## Job:
Find every line in the records that holds the string "kind". Copy each one.

## The data:

---

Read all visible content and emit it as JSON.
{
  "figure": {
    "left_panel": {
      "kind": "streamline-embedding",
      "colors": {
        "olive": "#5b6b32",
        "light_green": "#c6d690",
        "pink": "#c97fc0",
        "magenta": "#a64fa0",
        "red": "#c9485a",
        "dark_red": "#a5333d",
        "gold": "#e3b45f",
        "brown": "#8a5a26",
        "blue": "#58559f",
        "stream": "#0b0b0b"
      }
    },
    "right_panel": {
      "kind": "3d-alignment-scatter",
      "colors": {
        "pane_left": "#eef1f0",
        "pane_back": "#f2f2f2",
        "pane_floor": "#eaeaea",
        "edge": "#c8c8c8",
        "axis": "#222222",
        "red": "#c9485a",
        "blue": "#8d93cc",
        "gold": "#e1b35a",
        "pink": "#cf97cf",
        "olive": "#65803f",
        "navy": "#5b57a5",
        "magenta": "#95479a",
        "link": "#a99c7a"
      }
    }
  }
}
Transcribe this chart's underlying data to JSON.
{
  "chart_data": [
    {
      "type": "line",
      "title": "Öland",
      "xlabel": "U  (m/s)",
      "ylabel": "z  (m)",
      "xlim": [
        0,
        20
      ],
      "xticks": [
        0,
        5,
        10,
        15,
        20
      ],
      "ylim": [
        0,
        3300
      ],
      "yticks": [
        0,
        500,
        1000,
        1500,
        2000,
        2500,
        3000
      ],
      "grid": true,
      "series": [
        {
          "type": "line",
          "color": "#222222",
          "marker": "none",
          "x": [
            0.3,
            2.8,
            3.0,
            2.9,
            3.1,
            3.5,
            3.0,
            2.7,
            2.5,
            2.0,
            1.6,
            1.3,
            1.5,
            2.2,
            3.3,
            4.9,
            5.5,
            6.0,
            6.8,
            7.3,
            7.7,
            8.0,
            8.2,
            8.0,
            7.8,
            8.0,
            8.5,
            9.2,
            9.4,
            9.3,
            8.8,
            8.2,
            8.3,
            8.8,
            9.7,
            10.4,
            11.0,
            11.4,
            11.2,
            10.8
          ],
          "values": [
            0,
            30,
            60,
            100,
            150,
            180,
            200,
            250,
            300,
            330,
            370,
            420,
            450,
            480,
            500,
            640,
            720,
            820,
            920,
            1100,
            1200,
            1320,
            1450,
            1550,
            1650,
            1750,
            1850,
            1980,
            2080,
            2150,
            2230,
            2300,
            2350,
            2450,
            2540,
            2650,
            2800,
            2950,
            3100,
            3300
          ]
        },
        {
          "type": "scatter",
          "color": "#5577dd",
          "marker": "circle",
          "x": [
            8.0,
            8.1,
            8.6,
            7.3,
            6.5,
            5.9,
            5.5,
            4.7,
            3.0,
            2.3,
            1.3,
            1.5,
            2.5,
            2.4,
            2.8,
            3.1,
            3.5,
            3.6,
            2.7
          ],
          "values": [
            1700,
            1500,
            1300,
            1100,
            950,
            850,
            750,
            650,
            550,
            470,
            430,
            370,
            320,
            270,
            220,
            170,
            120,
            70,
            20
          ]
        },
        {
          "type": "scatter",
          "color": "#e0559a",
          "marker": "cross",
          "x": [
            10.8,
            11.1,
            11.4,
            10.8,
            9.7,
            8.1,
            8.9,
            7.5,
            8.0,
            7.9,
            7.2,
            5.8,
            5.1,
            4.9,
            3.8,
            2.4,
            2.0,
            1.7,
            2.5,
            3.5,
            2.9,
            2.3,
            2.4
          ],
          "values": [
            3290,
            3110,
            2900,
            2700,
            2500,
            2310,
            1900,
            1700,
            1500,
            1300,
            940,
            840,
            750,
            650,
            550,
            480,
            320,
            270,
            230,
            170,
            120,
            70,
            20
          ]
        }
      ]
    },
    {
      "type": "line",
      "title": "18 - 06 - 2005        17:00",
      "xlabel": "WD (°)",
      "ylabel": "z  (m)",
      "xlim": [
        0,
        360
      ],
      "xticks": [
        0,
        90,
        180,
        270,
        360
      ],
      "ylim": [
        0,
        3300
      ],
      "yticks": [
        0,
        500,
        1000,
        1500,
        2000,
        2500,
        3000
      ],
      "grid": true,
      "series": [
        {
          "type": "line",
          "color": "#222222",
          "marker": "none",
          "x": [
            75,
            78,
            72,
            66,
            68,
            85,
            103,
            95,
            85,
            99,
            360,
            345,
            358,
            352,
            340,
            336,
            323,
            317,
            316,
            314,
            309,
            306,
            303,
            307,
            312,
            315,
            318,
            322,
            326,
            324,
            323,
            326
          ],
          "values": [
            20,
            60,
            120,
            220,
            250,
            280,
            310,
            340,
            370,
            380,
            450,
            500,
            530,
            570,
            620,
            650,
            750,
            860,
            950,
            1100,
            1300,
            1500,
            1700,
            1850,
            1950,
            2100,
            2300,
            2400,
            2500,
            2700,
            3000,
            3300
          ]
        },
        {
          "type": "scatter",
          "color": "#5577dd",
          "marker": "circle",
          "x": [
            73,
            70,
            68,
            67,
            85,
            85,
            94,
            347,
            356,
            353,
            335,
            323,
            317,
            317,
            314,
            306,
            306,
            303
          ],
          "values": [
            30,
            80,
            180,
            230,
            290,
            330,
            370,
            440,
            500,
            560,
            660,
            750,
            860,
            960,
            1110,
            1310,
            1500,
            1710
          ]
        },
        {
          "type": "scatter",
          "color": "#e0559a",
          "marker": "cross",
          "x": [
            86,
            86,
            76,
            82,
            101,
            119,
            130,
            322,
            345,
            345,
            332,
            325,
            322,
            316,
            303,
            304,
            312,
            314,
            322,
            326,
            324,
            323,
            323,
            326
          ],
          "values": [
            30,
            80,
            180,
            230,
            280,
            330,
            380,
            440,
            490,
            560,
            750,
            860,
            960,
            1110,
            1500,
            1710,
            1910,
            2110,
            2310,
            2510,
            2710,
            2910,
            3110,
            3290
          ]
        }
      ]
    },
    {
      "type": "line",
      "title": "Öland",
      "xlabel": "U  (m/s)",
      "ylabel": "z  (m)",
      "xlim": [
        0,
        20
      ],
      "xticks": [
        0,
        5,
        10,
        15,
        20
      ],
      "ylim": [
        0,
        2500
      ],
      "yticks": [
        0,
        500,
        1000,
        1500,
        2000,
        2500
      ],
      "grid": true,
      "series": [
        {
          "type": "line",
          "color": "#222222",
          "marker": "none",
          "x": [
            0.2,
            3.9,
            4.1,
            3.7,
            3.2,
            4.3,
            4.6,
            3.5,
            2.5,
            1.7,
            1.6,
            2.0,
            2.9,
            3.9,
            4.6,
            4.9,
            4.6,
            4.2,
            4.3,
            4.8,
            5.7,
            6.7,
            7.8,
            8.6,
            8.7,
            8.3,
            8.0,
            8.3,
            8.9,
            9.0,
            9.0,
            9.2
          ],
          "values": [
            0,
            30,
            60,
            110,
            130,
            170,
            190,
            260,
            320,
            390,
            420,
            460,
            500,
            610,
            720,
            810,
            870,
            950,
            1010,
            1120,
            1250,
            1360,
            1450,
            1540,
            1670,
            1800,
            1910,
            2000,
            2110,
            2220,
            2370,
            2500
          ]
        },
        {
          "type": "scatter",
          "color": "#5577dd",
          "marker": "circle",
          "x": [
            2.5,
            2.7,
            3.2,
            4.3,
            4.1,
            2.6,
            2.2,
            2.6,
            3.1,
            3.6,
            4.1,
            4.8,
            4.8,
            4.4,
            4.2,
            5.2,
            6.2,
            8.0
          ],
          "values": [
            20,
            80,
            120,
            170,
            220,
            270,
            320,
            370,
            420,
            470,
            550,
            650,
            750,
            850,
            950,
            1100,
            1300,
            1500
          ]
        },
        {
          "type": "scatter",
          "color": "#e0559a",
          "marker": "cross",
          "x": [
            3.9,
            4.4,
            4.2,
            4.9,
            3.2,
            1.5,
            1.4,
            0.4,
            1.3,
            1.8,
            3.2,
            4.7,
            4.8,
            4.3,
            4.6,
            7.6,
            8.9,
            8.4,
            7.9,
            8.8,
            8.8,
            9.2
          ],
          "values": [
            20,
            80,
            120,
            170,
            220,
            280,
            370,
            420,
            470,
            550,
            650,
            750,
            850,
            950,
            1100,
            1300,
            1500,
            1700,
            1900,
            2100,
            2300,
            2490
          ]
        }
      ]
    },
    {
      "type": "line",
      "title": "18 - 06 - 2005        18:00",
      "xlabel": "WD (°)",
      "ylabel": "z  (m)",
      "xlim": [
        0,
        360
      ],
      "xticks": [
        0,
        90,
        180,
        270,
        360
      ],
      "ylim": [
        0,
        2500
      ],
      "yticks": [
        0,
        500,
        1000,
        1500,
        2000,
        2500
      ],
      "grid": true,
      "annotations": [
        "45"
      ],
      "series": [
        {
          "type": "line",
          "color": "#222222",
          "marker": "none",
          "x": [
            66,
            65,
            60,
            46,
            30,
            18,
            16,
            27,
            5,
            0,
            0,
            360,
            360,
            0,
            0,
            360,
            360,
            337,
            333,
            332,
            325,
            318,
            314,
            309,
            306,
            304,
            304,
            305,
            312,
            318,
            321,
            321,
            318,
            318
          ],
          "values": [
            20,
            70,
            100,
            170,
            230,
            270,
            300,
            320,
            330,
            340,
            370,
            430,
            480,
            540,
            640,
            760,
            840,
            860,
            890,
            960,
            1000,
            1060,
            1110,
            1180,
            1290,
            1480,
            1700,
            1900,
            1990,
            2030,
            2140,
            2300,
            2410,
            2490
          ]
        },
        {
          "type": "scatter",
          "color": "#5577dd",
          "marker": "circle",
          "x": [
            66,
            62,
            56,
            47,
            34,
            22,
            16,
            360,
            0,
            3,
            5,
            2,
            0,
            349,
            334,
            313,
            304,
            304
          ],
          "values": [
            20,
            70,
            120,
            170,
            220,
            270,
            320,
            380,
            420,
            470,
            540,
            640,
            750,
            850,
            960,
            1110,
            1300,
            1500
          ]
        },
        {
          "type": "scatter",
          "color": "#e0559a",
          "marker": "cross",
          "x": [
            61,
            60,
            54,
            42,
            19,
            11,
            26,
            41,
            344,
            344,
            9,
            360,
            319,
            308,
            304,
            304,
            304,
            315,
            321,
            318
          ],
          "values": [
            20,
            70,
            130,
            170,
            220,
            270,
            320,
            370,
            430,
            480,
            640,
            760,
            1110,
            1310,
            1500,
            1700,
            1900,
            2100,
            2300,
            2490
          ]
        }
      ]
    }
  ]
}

---

## Reply to the exercise:
      "kind": "streamline-embedding",
      "kind": "3d-alignment-scatter",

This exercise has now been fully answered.